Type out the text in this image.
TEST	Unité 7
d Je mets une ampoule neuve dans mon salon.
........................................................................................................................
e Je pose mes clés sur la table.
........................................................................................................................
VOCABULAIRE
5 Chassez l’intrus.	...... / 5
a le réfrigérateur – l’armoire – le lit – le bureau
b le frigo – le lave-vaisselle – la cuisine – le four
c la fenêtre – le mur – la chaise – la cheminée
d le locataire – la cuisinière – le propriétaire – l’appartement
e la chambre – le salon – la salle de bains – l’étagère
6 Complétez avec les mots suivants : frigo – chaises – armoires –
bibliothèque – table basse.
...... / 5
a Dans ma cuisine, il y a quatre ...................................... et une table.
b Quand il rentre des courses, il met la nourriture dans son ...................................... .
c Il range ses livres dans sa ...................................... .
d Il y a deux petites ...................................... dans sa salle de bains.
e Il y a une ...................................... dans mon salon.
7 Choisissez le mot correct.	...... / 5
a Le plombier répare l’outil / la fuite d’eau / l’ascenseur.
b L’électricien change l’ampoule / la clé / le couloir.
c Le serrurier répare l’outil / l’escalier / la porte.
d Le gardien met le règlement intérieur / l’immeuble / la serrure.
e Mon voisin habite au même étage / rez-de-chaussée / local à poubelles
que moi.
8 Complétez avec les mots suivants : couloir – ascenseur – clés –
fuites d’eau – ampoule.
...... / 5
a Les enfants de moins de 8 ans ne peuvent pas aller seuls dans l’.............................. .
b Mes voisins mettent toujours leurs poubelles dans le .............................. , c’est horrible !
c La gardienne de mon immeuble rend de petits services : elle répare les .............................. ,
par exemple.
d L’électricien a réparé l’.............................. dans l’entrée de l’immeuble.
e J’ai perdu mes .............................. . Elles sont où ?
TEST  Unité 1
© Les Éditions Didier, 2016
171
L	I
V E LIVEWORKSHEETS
========
REQUIRED WORK -> In the listing above, find the lines holding the word "bains" and copy them.

SOLUTION FOR THIS EXERCISE ->
e la chambre – le salon – la salle de bains – l’étagère
d Il y a deux petites ...................................... dans sa salle de bains.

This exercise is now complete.